[START]
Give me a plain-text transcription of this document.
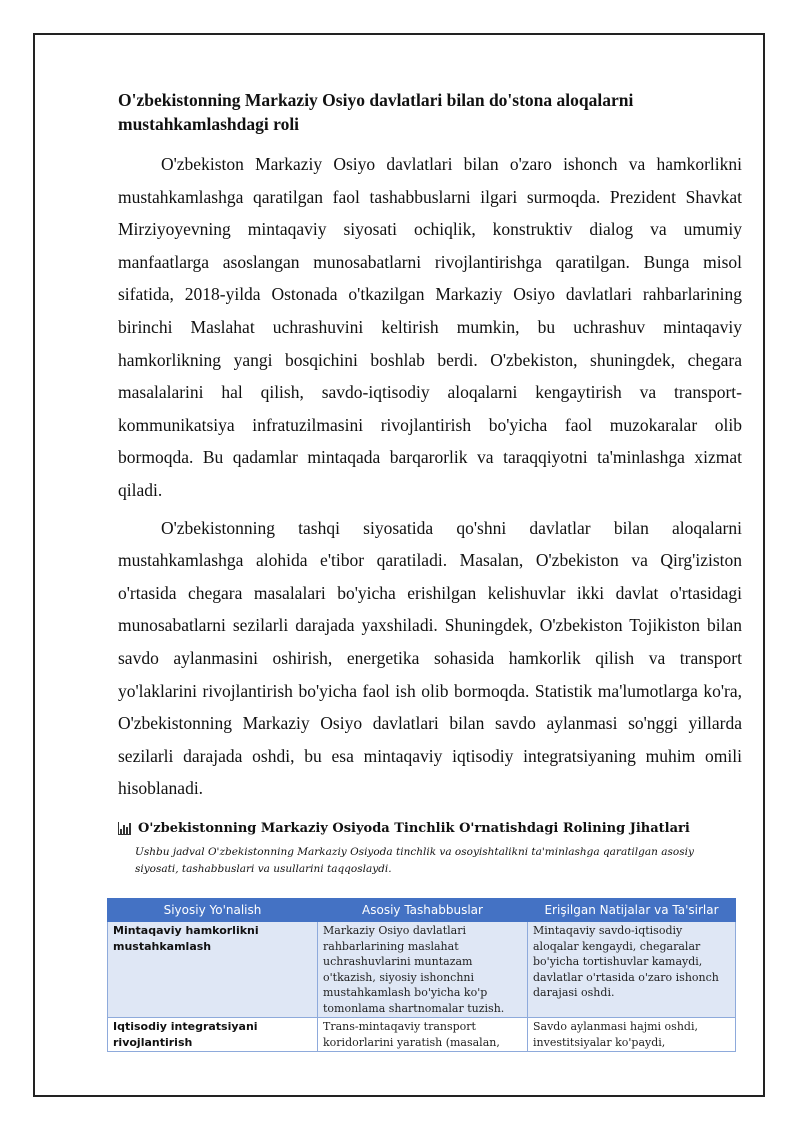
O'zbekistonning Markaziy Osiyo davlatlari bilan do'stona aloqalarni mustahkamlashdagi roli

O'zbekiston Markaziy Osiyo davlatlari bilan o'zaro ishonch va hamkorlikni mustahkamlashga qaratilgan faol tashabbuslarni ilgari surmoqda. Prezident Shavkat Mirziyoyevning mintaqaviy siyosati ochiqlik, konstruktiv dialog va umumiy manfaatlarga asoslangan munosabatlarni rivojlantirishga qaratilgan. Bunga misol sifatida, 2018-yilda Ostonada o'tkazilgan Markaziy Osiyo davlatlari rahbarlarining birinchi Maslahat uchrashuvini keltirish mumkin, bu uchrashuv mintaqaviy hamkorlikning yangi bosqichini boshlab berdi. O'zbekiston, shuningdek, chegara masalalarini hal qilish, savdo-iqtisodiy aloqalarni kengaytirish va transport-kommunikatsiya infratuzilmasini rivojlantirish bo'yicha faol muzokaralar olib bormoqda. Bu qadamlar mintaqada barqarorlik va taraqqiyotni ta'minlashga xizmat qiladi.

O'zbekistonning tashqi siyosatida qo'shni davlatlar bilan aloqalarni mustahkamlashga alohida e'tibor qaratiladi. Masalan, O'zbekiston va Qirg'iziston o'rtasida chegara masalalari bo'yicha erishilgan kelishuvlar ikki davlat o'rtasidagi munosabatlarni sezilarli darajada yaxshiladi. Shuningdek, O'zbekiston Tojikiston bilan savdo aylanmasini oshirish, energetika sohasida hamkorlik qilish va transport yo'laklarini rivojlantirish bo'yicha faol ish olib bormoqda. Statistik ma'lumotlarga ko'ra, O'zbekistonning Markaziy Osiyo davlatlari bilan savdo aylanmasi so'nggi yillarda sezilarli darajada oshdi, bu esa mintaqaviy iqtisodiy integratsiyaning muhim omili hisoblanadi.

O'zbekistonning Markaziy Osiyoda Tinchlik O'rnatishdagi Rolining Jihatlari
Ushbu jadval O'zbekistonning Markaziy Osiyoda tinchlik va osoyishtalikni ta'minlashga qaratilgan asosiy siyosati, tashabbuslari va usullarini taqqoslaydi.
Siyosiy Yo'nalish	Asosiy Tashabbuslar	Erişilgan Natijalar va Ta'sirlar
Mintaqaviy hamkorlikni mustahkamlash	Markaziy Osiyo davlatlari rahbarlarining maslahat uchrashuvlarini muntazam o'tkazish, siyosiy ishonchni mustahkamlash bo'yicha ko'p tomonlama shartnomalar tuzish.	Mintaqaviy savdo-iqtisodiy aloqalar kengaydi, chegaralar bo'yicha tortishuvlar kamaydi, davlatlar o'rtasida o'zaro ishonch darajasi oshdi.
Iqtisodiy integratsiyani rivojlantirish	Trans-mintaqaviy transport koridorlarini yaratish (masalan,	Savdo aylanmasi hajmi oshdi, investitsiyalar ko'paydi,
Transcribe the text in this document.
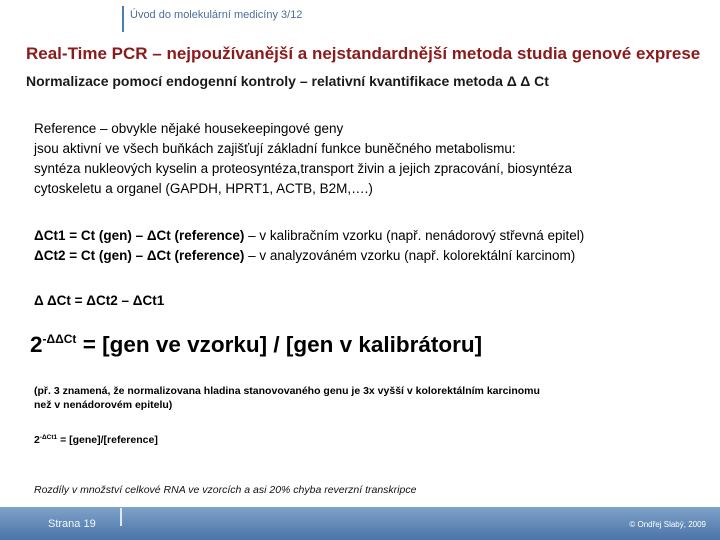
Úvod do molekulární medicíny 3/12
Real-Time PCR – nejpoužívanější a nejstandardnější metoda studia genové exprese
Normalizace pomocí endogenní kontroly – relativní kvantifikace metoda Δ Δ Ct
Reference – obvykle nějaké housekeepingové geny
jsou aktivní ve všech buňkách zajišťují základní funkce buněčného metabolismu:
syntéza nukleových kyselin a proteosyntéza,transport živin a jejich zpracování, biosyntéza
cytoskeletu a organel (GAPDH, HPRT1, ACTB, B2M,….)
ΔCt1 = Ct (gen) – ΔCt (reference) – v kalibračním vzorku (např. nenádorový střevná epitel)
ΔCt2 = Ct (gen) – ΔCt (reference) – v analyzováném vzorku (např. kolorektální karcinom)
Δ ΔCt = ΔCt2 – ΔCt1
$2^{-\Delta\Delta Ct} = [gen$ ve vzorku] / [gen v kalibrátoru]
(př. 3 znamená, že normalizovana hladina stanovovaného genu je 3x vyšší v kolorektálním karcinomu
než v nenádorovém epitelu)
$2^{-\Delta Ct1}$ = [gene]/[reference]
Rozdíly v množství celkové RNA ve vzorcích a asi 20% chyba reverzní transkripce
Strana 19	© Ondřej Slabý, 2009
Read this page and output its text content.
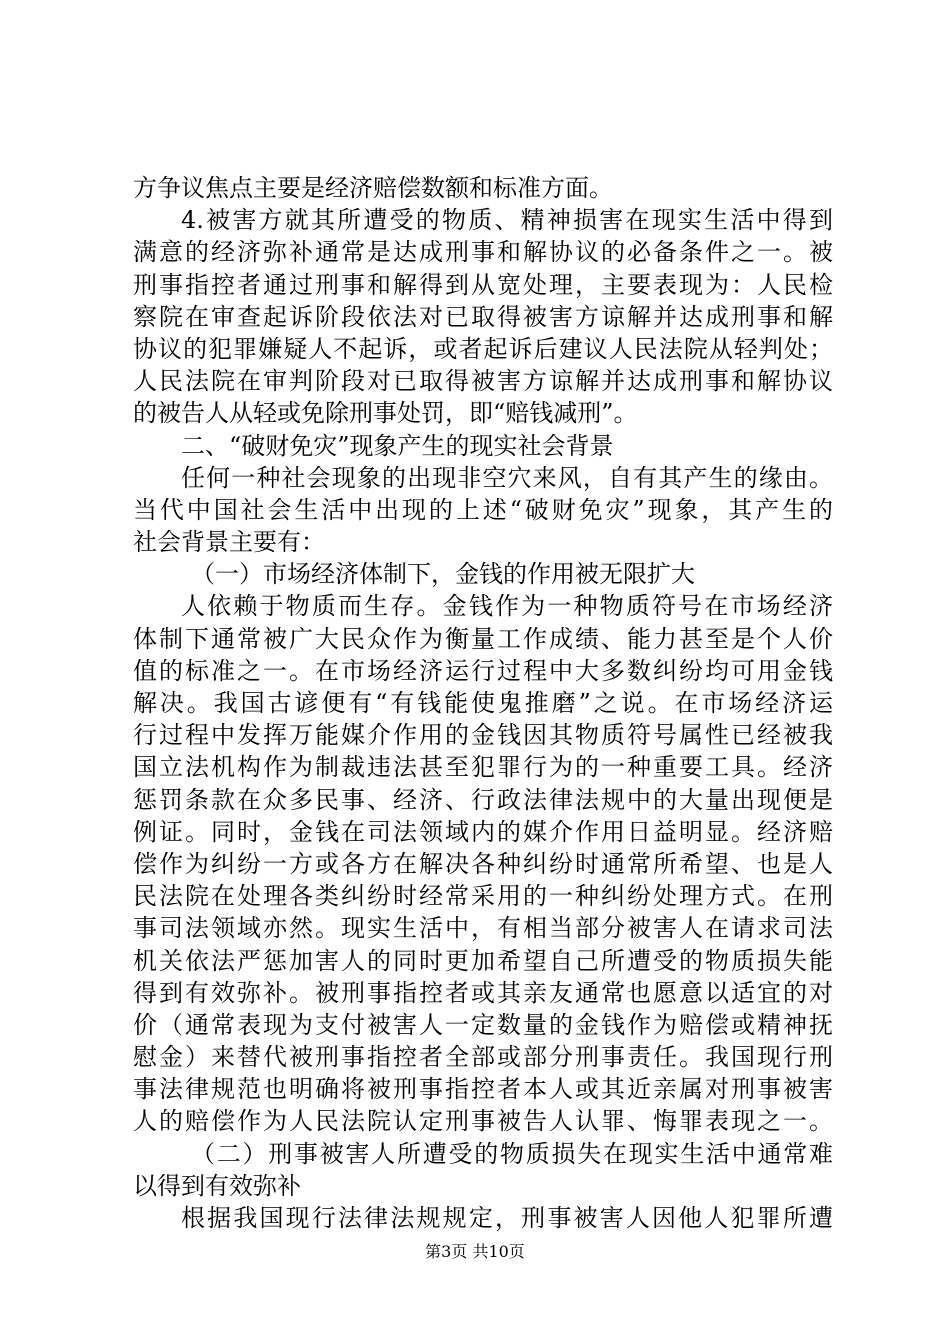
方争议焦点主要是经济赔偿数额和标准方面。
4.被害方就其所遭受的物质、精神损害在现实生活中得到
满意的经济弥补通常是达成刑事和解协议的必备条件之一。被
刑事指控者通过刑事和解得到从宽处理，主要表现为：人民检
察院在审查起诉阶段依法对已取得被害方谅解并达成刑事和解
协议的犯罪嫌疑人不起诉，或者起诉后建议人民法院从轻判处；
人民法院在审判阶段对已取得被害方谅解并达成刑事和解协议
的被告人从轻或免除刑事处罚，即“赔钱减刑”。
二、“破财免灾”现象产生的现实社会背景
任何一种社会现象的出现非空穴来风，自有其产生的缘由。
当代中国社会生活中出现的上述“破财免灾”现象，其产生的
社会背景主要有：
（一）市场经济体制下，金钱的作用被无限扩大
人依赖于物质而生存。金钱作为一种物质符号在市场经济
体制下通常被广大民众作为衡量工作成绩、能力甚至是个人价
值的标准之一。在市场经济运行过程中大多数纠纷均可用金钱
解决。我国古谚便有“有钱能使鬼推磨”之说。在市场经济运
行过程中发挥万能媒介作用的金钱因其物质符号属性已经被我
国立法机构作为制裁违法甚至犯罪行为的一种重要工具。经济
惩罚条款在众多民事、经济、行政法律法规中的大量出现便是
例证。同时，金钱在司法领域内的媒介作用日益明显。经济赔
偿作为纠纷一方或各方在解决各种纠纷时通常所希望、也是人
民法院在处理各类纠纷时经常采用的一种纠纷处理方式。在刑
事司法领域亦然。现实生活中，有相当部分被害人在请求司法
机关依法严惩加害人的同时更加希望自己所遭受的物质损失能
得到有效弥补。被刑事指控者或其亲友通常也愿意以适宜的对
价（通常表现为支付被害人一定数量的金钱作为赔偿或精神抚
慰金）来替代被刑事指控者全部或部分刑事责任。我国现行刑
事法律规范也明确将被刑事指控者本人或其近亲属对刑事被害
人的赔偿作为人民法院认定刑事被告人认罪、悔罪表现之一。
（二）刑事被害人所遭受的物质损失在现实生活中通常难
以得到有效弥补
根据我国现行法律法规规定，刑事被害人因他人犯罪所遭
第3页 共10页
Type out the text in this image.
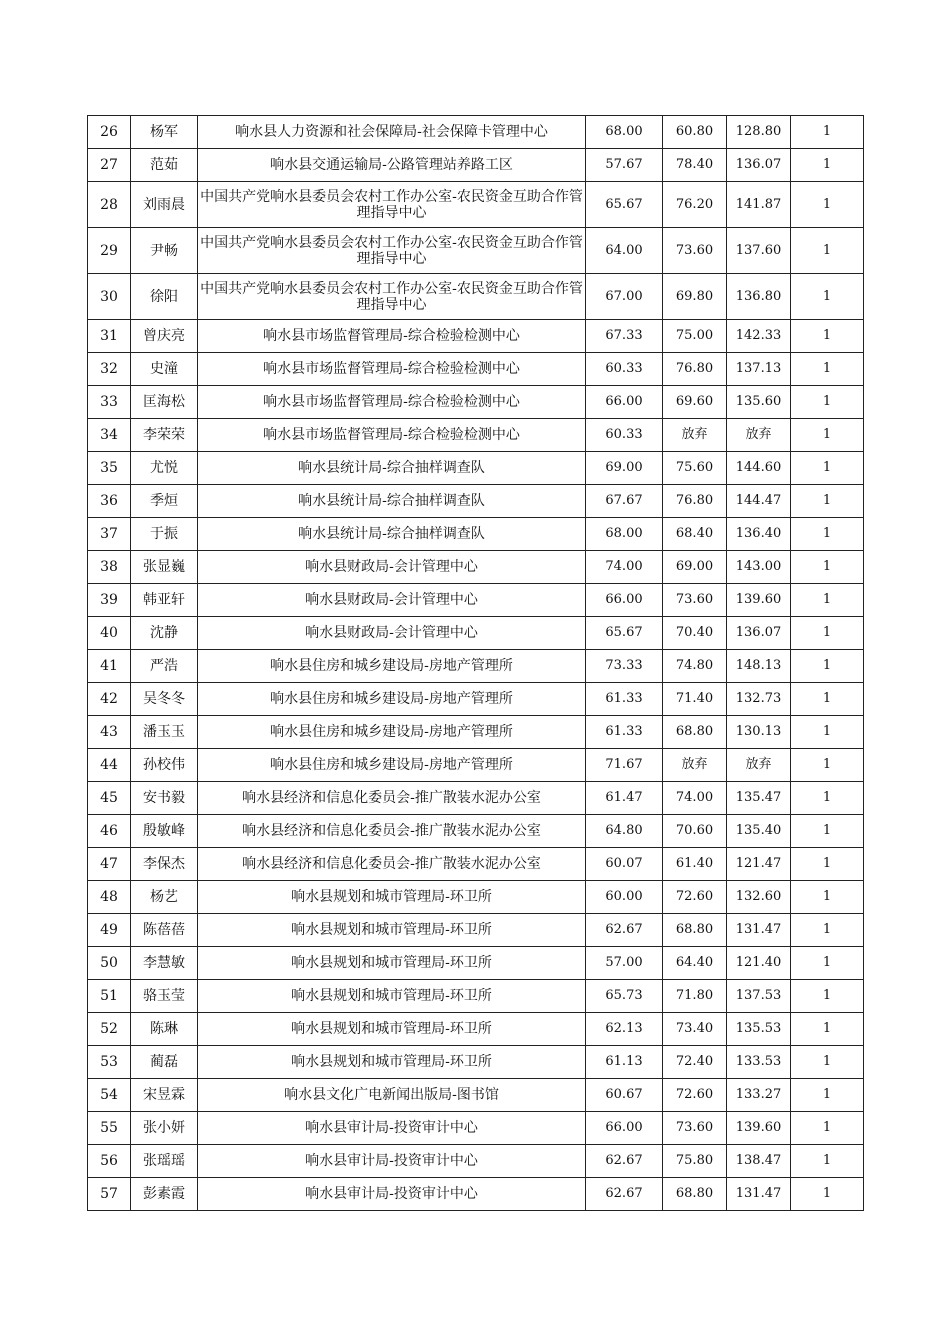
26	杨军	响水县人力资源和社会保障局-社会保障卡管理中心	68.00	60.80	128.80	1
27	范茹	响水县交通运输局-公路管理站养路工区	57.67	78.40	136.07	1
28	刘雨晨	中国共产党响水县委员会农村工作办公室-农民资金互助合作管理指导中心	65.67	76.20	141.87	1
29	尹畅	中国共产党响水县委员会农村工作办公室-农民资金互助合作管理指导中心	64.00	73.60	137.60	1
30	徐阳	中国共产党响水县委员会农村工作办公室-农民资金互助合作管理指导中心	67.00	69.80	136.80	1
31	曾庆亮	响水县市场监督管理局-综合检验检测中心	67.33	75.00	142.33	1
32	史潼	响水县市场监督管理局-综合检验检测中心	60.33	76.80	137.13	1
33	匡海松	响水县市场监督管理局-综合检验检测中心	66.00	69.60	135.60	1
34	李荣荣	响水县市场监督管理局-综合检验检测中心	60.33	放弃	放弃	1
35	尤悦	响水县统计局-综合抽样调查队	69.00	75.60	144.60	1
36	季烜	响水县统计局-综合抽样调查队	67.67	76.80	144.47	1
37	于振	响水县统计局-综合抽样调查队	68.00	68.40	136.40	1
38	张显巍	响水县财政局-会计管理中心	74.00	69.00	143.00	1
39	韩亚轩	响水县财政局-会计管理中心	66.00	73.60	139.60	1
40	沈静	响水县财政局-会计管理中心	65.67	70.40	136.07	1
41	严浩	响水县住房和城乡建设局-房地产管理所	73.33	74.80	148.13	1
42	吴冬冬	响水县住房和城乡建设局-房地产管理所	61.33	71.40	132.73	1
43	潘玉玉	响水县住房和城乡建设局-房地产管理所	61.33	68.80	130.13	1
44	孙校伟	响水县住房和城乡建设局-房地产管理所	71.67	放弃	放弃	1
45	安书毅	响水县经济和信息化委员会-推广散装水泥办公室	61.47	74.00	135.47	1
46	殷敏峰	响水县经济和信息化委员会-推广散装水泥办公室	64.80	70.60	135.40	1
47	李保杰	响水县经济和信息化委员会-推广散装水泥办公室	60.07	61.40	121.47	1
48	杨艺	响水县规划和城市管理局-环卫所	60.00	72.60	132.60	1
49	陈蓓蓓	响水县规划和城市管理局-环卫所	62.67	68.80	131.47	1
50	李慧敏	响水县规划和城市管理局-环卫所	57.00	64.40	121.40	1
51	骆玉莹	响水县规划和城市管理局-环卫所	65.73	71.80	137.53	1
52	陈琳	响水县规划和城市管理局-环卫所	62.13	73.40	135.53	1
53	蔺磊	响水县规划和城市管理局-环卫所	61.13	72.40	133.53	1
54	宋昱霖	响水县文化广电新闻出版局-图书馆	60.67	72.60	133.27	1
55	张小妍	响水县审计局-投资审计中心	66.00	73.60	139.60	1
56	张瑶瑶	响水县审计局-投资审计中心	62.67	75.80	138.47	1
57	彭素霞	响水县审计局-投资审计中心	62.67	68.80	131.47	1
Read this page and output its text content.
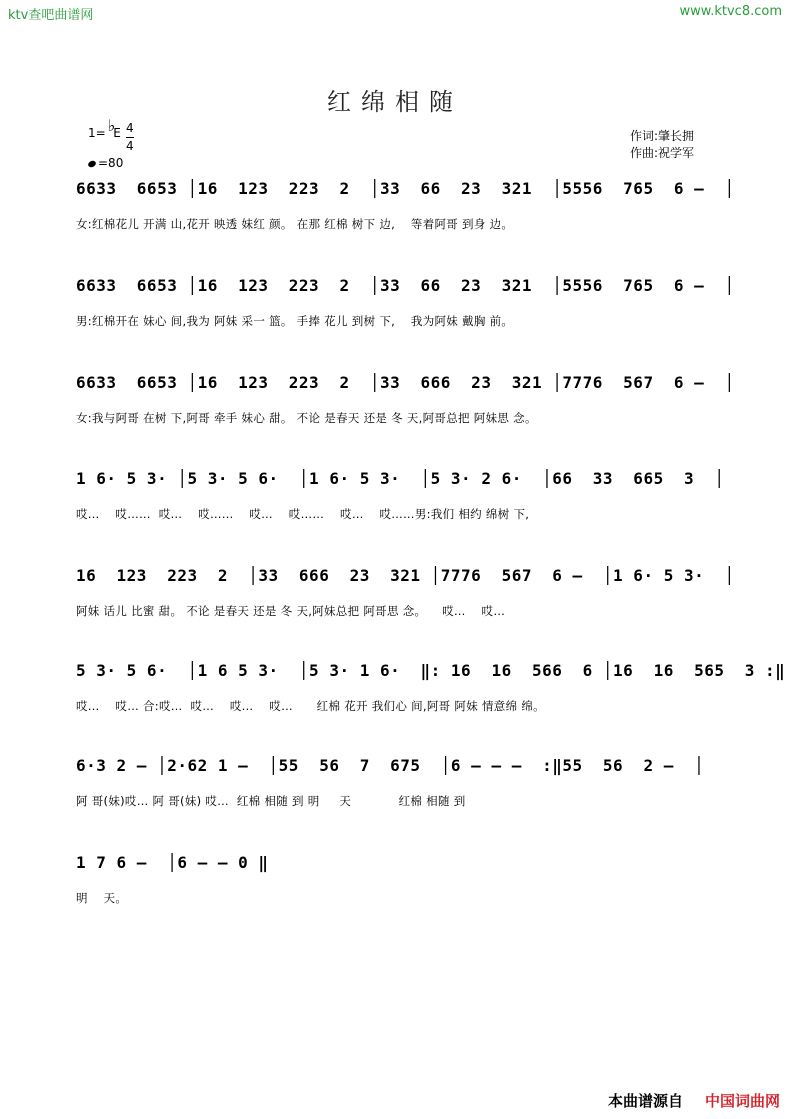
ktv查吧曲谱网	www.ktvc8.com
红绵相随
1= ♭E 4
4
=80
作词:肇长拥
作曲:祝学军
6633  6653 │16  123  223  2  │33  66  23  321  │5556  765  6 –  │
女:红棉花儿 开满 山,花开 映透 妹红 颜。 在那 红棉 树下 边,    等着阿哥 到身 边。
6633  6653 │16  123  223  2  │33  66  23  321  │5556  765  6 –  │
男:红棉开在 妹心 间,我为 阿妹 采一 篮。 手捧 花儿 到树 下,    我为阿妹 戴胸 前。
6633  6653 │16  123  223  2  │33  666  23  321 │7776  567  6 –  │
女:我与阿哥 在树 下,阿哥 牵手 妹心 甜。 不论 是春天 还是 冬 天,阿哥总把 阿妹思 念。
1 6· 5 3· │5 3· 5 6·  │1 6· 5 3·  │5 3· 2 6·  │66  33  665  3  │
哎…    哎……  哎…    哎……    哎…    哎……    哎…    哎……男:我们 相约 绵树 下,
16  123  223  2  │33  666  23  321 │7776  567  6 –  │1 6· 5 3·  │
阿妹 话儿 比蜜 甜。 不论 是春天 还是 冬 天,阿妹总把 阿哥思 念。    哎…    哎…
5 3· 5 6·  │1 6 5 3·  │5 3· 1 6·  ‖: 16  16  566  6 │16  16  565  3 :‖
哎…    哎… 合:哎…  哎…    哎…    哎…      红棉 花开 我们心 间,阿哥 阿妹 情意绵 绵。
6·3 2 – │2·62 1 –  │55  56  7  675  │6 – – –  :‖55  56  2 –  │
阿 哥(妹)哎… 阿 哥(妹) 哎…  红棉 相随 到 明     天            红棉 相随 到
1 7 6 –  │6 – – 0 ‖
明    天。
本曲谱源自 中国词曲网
[END]
Collect the complete line wherever the string "综合抽样调查队" appears in the records.

• **RESPONSE BELOW**
35	尤悦	响水县统计局-综合抽样调查队	69.00	75.60	144.60	1
36	季烜	响水县统计局-综合抽样调查队	67.67	76.80	144.47	1
37	于振	响水县统计局-综合抽样调查队	68.00	68.40	136.40	1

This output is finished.